What you are asked to do — Give the listing below again in full, exactly as written.

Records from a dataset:
◇ ◇ ◇ ◇ ◇ ◇ ◇

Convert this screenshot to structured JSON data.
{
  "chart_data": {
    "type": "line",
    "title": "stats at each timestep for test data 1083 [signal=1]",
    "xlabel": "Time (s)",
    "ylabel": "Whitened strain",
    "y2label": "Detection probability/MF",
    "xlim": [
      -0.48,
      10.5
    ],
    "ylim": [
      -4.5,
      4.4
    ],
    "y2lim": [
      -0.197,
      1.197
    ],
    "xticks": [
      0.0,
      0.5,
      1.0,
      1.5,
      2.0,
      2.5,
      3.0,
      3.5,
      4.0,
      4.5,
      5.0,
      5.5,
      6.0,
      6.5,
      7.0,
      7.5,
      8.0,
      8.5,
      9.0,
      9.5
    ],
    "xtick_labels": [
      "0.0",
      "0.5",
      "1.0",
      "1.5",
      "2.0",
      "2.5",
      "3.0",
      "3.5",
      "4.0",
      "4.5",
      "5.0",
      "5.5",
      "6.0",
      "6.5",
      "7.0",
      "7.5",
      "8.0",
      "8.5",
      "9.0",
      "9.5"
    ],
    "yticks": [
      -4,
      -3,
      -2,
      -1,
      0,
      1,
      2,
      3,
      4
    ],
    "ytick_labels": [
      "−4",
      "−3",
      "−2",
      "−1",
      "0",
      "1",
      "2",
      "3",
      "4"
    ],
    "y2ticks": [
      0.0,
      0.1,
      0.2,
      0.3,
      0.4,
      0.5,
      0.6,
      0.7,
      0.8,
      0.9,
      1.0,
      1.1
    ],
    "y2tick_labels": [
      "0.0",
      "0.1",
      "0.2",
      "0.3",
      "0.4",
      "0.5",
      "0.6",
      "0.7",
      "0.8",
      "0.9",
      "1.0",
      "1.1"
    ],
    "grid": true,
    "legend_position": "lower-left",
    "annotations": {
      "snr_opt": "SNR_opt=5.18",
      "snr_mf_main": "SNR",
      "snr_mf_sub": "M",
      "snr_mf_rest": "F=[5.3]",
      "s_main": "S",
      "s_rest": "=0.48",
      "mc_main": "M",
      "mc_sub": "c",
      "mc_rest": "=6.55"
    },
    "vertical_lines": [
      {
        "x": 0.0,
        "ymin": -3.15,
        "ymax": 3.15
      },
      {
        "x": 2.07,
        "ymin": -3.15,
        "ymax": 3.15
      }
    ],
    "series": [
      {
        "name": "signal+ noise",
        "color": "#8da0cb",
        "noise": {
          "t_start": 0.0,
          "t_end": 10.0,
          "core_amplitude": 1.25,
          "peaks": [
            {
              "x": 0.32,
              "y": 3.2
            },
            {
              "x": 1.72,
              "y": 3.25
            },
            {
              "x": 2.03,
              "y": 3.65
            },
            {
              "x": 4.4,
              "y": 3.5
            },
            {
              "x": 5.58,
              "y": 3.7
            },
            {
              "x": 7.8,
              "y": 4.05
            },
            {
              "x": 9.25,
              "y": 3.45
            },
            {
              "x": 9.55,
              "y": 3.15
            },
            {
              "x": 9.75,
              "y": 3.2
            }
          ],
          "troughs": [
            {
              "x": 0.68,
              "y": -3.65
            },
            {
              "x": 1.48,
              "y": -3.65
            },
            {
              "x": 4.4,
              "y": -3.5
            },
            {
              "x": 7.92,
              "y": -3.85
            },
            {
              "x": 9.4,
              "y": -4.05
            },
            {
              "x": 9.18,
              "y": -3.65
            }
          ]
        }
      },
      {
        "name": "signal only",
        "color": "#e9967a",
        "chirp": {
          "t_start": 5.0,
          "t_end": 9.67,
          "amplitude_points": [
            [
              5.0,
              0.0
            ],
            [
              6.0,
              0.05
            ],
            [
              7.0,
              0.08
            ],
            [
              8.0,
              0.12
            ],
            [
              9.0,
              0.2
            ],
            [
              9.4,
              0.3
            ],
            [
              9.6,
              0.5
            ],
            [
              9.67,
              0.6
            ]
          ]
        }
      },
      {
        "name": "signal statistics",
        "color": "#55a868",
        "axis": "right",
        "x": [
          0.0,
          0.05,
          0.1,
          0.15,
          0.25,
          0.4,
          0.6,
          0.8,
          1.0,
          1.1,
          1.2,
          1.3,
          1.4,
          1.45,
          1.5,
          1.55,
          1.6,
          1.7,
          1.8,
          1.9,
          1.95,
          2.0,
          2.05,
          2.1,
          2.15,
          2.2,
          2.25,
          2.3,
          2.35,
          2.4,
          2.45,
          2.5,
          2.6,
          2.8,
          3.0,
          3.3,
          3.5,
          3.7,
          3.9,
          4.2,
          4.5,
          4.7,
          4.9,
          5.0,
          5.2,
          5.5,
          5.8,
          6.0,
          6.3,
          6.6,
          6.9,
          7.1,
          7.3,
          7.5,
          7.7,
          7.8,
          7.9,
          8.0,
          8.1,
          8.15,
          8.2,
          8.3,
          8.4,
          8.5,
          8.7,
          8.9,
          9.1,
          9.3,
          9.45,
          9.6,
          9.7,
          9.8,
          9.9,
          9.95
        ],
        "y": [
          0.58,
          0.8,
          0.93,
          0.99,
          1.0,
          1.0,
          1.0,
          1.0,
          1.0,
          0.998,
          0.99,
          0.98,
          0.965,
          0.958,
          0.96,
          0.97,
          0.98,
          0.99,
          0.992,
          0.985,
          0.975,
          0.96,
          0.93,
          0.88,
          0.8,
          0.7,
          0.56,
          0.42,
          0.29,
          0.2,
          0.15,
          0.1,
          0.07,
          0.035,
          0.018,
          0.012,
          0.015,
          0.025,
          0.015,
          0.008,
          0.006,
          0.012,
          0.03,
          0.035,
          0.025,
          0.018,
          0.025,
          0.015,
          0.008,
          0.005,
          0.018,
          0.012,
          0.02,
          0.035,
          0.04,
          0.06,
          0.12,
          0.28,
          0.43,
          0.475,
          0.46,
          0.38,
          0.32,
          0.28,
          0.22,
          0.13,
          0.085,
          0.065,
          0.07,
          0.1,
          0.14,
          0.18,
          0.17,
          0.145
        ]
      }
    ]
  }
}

◇ ◇ ◇ ◇ ◇ ◇ ◇

Reply to the exercise —
Convert this screenshot to structured JSON data.
{
  "chart_data": {
    "type": "line",
    "title": "stats at each timestep for test data 1083 [signal=1]",
    "xlabel": "Time (s)",
    "ylabel": "Whitened strain",
    "y2label": "Detection probability/MF",
    "xlim": [
      -0.48,
      10.5
    ],
    "ylim": [
      -4.5,
      4.4
    ],
    "y2lim": [
      -0.197,
      1.197
    ],
    "xticks": [
      0.0,
      0.5,
      1.0,
      1.5,
      2.0,
      2.5,
      3.0,
      3.5,
      4.0,
      4.5,
      5.0,
      5.5,
      6.0,
      6.5,
      7.0,
      7.5,
      8.0,
      8.5,
      9.0,
      9.5
    ],
    "xtick_labels": [
      "0.0",
      "0.5",
      "1.0",
      "1.5",
      "2.0",
      "2.5",
      "3.0",
      "3.5",
      "4.0",
      "4.5",
      "5.0",
      "5.5",
      "6.0",
      "6.5",
      "7.0",
      "7.5",
      "8.0",
      "8.5",
      "9.0",
      "9.5"
    ],
    "yticks": [
      -4,
      -3,
      -2,
      -1,
      0,
      1,
      2,
      3,
      4
    ],
    "ytick_labels": [
      "−4",
      "−3",
      "−2",
      "−1",
      "0",
      "1",
      "2",
      "3",
      "4"
    ],
    "y2ticks": [
      0.0,
      0.1,
      0.2,
      0.3,
      0.4,
      0.5,
      0.6,
      0.7,
      0.8,
      0.9,
      1.0,
      1.1
    ],
    "y2tick_labels": [
      "0.0",
      "0.1",
      "0.2",
      "0.3",
      "0.4",
      "0.5",
      "0.6",
      "0.7",
      "0.8",
      "0.9",
      "1.0",
      "1.1"
    ],
    "grid": true,
    "legend_position": "lower-left",
    "annotations": {
      "snr_opt": "SNR_opt=5.18",
      "snr_mf_main": "SNR",
      "snr_mf_sub": "M",
      "snr_mf_rest": "F=[5.3]",
      "s_main": "S",
      "s_rest": "=0.48",
      "mc_main": "M",
      "mc_sub": "c",
      "mc_rest": "=6.55"
    },
    "vertical_lines": [
      {
        "x": 0.0,
        "ymin": -3.15,
        "ymax": 3.15
      },
      {
        "x": 2.07,
        "ymin": -3.15,
        "ymax": 3.15
      }
    ],
    "series": [
      {
        "name": "signal+ noise",
        "color": "#8da0cb",
        "noise": {
          "t_start": 0.0,
          "t_end": 10.0,
          "core_amplitude": 1.25,
          "peaks": [
            {
              "x": 0.32,
              "y": 3.2
            },
            {
              "x": 1.72,
              "y": 3.25
            },
            {
              "x": 2.03,
              "y": 3.65
            },
            {
              "x": 4.4,
              "y": 3.5
            },
            {
              "x": 5.58,
              "y": 3.7
            },
            {
              "x": 7.8,
              "y": 4.05
            },
            {
              "x": 9.25,
              "y": 3.45
            },
            {
              "x": 9.55,
              "y": 3.15
            },
            {
              "x": 9.75,
              "y": 3.2
            }
          ],
          "troughs": [
            {
              "x": 0.68,
              "y": -3.65
            },
            {
              "x": 1.48,
              "y": -3.65
            },
            {
              "x": 4.4,
              "y": -3.5
            },
            {
              "x": 7.92,
              "y": -3.85
            },
            {
              "x": 9.4,
              "y": -4.05
            },
            {
              "x": 9.18,
              "y": -3.65
            }
          ]
        }
      },
      {
        "name": "signal only",
        "color": "#e9967a",
        "chirp": {
          "t_start": 5.0,
          "t_end": 9.67,
          "amplitude_points": [
            [
              5.0,
              0.0
            ],
            [
              6.0,
              0.05
            ],
            [
              7.0,
              0.08
            ],
            [
              8.0,
              0.12
            ],
            [
              9.0,
              0.2
            ],
            [
              9.4,
              0.3
            ],
            [
              9.6,
              0.5
            ],
            [
              9.67,
              0.6
            ]
          ]
        }
      },
      {
        "name": "signal statistics",
        "color": "#55a868",
        "axis": "right",
        "x": [
          0.0,
          0.05,
          0.1,
          0.15,
          0.25,
          0.4,
          0.6,
          0.8,
          1.0,
          1.1,
          1.2,
          1.3,
          1.4,
          1.45,
          1.5,
          1.55,
          1.6,
          1.7,
          1.8,
          1.9,
          1.95,
          2.0,
          2.05,
          2.1,
          2.15,
          2.2,
          2.25,
          2.3,
          2.35,
          2.4,
          2.45,
          2.5,
          2.6,
          2.8,
          3.0,
          3.3,
          3.5,
          3.7,
          3.9,
          4.2,
          4.5,
          4.7,
          4.9,
          5.0,
          5.2,
          5.5,
          5.8,
          6.0,
          6.3,
          6.6,
          6.9,
          7.1,
          7.3,
          7.5,
          7.7,
          7.8,
          7.9,
          8.0,
          8.1,
          8.15,
          8.2,
          8.3,
          8.4,
          8.5,
          8.7,
          8.9,
          9.1,
          9.3,
          9.45,
          9.6,
          9.7,
          9.8,
          9.9,
          9.95
        ],
        "y": [
          0.58,
          0.8,
          0.93,
          0.99,
          1.0,
          1.0,
          1.0,
          1.0,
          1.0,
          0.998,
          0.99,
          0.98,
          0.965,
          0.958,
          0.96,
          0.97,
          0.98,
          0.99,
          0.992,
          0.985,
          0.975,
          0.96,
          0.93,
          0.88,
          0.8,
          0.7,
          0.56,
          0.42,
          0.29,
          0.2,
          0.15,
          0.1,
          0.07,
          0.035,
          0.018,
          0.012,
          0.015,
          0.025,
          0.015,
          0.008,
          0.006,
          0.012,
          0.03,
          0.035,
          0.025,
          0.018,
          0.025,
          0.015,
          0.008,
          0.005,
          0.018,
          0.012,
          0.02,
          0.035,
          0.04,
          0.06,
          0.12,
          0.28,
          0.43,
          0.475,
          0.46,
          0.38,
          0.32,
          0.28,
          0.22,
          0.13,
          0.085,
          0.065,
          0.07,
          0.1,
          0.14,
          0.18,
          0.17,
          0.145
        ]
      }
    ]
  }
}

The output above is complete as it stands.